Transcribe each entry below exactly. Pictures do not go in the copy.

[Data excerpts]
──────
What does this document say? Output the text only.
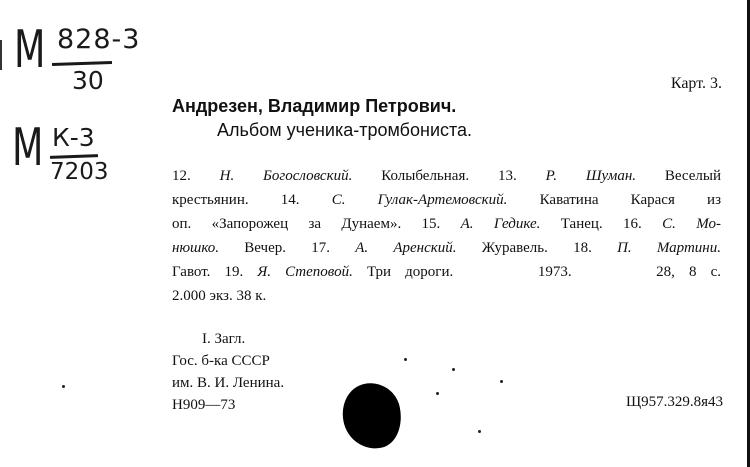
М 828-3
30
М К-3
7203
Карт. 3.
Андрезен, Владимир Петрович.
Альбом ученика-тромбониста.
12. Н. Богословский. Колыбельная. 13. Р. Шуман. Веселый
крестьянин. 14. С. Гулак-Артемовский. Каватина Карася из
оп. «Запорожец за Дунаем». 15. А. Гедике. Танец. 16. С. Мо-
нюшко. Вечер. 17. А. Аренский. Журавель. 18. П. Мартини.
Гавот. 19. Я. Степовой. Три дороги.      1973.      28, 8 с.
2.000 экз. 38 к.
I. Загл.
Гос. б-ка СССР
им. В. И. Ленина.
Н909—73	Щ957.329.8я43
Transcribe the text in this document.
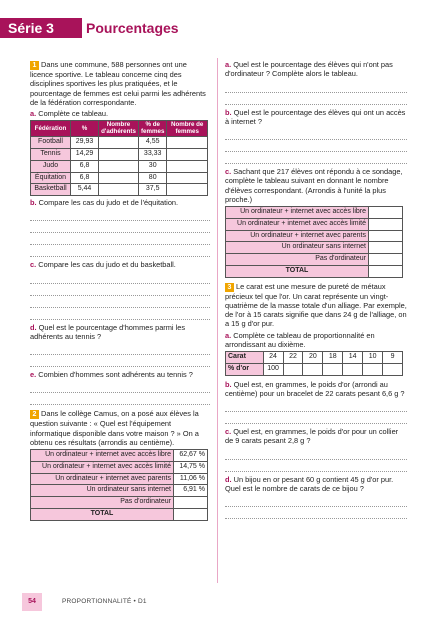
Série 3	Pourcentages

1 Dans une commune, 588 personnes ont une licence sportive. Le tableau concerne cinq des disciplines sportives les plus pratiquées, et le pourcentage de femmes est celui parmi les adhérents de la fédération correspondante.

a. Complète ce tableau.

Fédération	%	Nombre d'adhérents	% de femmes	Nombre de femmes
Football	29,93		4,55	
Tennis	14,29		33,33	
Judo	6,8		30	
Équitation	6,8		80	
Basketball	5,44		37,5	

b. Compare les cas du judo et de l'équitation.

c. Compare les cas du judo et du basketball.

d. Quel est le pourcentage d'hommes parmi les adhérents au tennis ?

e. Combien d'hommes sont adhérents au tennis ?

2 Dans le collège Camus, on a posé aux élèves la question suivante : « Quel est l'équipement informatique disponible dans votre maison ? » On a obtenu ces résultats (arrondis au centième).

Un ordinateur + internet avec accès libre	62,67 %
Un ordinateur + internet avec accès limité	14,75 %
Un ordinateur + internet avec parents	11,06 %
Un ordinateur sans internet	6,91 %
Pas d'ordinateur	
TOTAL	

a. Quel est le pourcentage des élèves qui n'ont pas d'ordinateur ? Complète alors le tableau.

b. Quel est le pourcentage des élèves qui ont un accès à internet ?

c. Sachant que 217 élèves ont répondu à ce sondage, complète le tableau suivant en donnant le nombre d'élèves correspondant. (Arrondis à l'unité la plus proche.)

Un ordinateur + internet avec accès libre	
Un ordinateur + internet avec accès limité	
Un ordinateur + internet avec parents	
Un ordinateur sans internet	
Pas d'ordinateur	
TOTAL	

3 Le carat est une mesure de pureté de métaux précieux tel que l'or. Un carat représente un vingt-quatrième de la masse totale d'un alliage. Par exemple, de l'or à 15 carats signifie que dans 24 g de l'alliage, on a 15 g d'or pur.

a. Complète ce tableau de proportionnalité en arrondissant au dixième.

Carat	24	22	20	18	14	10	9
% d'or	100						

b. Quel est, en grammes, le poids d'or (arrondi au centième) pour un bracelet de 22 carats pesant 6,6 g ?

c. Quel est, en grammes, le poids d'or pour un collier de 9 carats pesant 2,8 g ?

d. Un bijou en or pesant 60 g contient 45 g d'or pur. Quel est le nombre de carats de ce bijou ?

54	PROPORTIONNALITÉ • D1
──────
#### Solution for this exercise
What does this document say? Output the text only.
М 828-3
30
М К-3
7203
Карт. 3.
Андрезен, Владимир Петрович.
Альбом ученика-тромбониста.
12. Н. Богословский. Колыбельная. 13. Р. Шуман. Веселый
крестьянин. 14. С. Гулак-Артемовский. Каватина Карася из
оп. «Запорожец за Дунаем». 15. А. Гедике. Танец. 16. С. Мо-
нюшко. Вечер. 17. А. Аренский. Журавель. 18. П. Мартини.
Гавот. 19. Я. Степовой. Три дороги.      1973.      28, 8 с.
2.000 экз. 38 к.
I. Загл.
Гос. б-ка СССР
им. В. И. Ленина.
Н909—73	Щ957.329.8я43
Transcribe the text in this document.
Série 3	Pourcentages

1 Dans une commune, 588 personnes ont une licence sportive. Le tableau concerne cinq des disciplines sportives les plus pratiquées, et le pourcentage de femmes est celui parmi les adhérents de la fédération correspondante.

a. Complète ce tableau.

Fédération	%	Nombre d'adhérents	% de femmes	Nombre de femmes
Football	29,93		4,55	
Tennis	14,29		33,33	
Judo	6,8		30	
Équitation	6,8		80	
Basketball	5,44		37,5	

b. Compare les cas du judo et de l'équitation.

c. Compare les cas du judo et du basketball.

d. Quel est le pourcentage d'hommes parmi les adhérents au tennis ?

e. Combien d'hommes sont adhérents au tennis ?

2 Dans le collège Camus, on a posé aux élèves la question suivante : « Quel est l'équipement informatique disponible dans votre maison ? » On a obtenu ces résultats (arrondis au centième).

Un ordinateur + internet avec accès libre	62,67 %
Un ordinateur + internet avec accès limité	14,75 %
Un ordinateur + internet avec parents	11,06 %
Un ordinateur sans internet	6,91 %
Pas d'ordinateur	
TOTAL	

a. Quel est le pourcentage des élèves qui n'ont pas d'ordinateur ? Complète alors le tableau.

b. Quel est le pourcentage des élèves qui ont un accès à internet ?

c. Sachant que 217 élèves ont répondu à ce sondage, complète le tableau suivant en donnant le nombre d'élèves correspondant. (Arrondis à l'unité la plus proche.)

Un ordinateur + internet avec accès libre	
Un ordinateur + internet avec accès limité	
Un ordinateur + internet avec parents	
Un ordinateur sans internet	
Pas d'ordinateur	
TOTAL	

3 Le carat est une mesure de pureté de métaux précieux tel que l'or. Un carat représente un vingt-quatrième de la masse totale d'un alliage. Par exemple, de l'or à 15 carats signifie que dans 24 g de l'alliage, on a 15 g d'or pur.

a. Complète ce tableau de proportionnalité en arrondissant au dixième.

Carat	24	22	20	18	14	10	9
% d'or	100						

b. Quel est, en grammes, le poids d'or (arrondi au centième) pour un bracelet de 22 carats pesant 6,6 g ?

c. Quel est, en grammes, le poids d'or pour un collier de 9 carats pesant 2,8 g ?

d. Un bijou en or pesant 60 g contient 45 g d'or pur. Quel est le nombre de carats de ce bijou ?

54	PROPORTIONNALITÉ • D1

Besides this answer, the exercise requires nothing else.